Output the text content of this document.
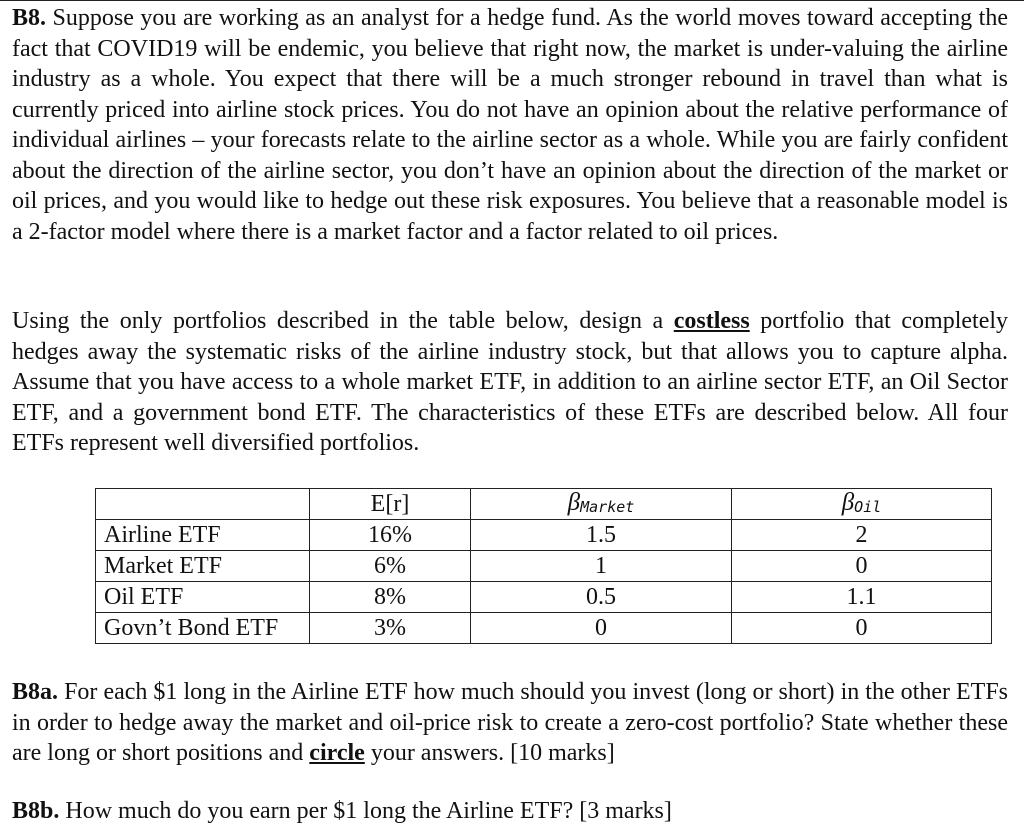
B8. Suppose you are working as an analyst for a hedge fund. As the world moves toward accepting the fact that COVID19 will be endemic, you believe that right now, the market is under-valuing the airline industry as a whole. You expect that there will be a much stronger rebound in travel than what is currently priced into airline stock prices. You do not have an opinion about the relative performance of individual airlines – your forecasts relate to the airline sector as a whole. While you are fairly confident about the direction of the airline sector, you don’t have an opinion about the direction of the market or oil prices, and you would like to hedge out these risk exposures. You believe that a reasonable model is a 2-factor model where there is a market factor and a factor related to oil prices.

Using the only portfolios described in the table below, design a costless portfolio that completely hedges away the systematic risks of the airline industry stock, but that allows you to capture alpha. Assume that you have access to a whole market ETF, in addition to an airline sector ETF, an Oil Sector ETF, and a government bond ETF. The characteristics of these ETFs are described below. All four ETFs represent well diversified portfolios.

	E[r]	βMarket	βOil
Airline ETF	16%	1.5	2
Market ETF	6%	1	0
Oil ETF	8%	0.5	1.1
Govn’t Bond ETF	3%	0	0

B8a. For each $1 long in the Airline ETF how much should you invest (long or short) in the other ETFs in order to hedge away the market and oil-price risk to create a zero-cost portfolio? State whether these are long or short positions and circle your answers. [10 marks]

B8b. How much do you earn per $1 long the Airline ETF? [3 marks]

|---|

STATED PROBLEM:
Extract all the data above exactly, excluding every picture.

THE OUTPUT:
Output the text content of this document.
B8. Suppose you are working as an analyst for a hedge fund. As the world moves toward accepting the fact that COVID19 will be endemic, you believe that right now, the market is under-valuing the airline industry as a whole. You expect that there will be a much stronger rebound in travel than what is currently priced into airline stock prices. You do not have an opinion about the relative performance of individual airlines – your forecasts relate to the airline sector as a whole. While you are fairly confident about the direction of the airline sector, you don’t have an opinion about the direction of the market or oil prices, and you would like to hedge out these risk exposures. You believe that a reasonable model is a 2-factor model where there is a market factor and a factor related to oil prices.

Using the only portfolios described in the table below, design a costless portfolio that completely hedges away the systematic risks of the airline industry stock, but that allows you to capture alpha. Assume that you have access to a whole market ETF, in addition to an airline sector ETF, an Oil Sector ETF, and a government bond ETF. The characteristics of these ETFs are described below. All four ETFs represent well diversified portfolios.

	E[r]	βMarket	βOil
Airline ETF	16%	1.5	2
Market ETF	6%	1	0
Oil ETF	8%	0.5	1.1
Govn’t Bond ETF	3%	0	0

B8a. For each $1 long in the Airline ETF how much should you invest (long or short) in the other ETFs in order to hedge away the market and oil-price risk to create a zero-cost portfolio? State whether these are long or short positions and circle your answers. [10 marks]

B8b. How much do you earn per $1 long the Airline ETF? [3 marks]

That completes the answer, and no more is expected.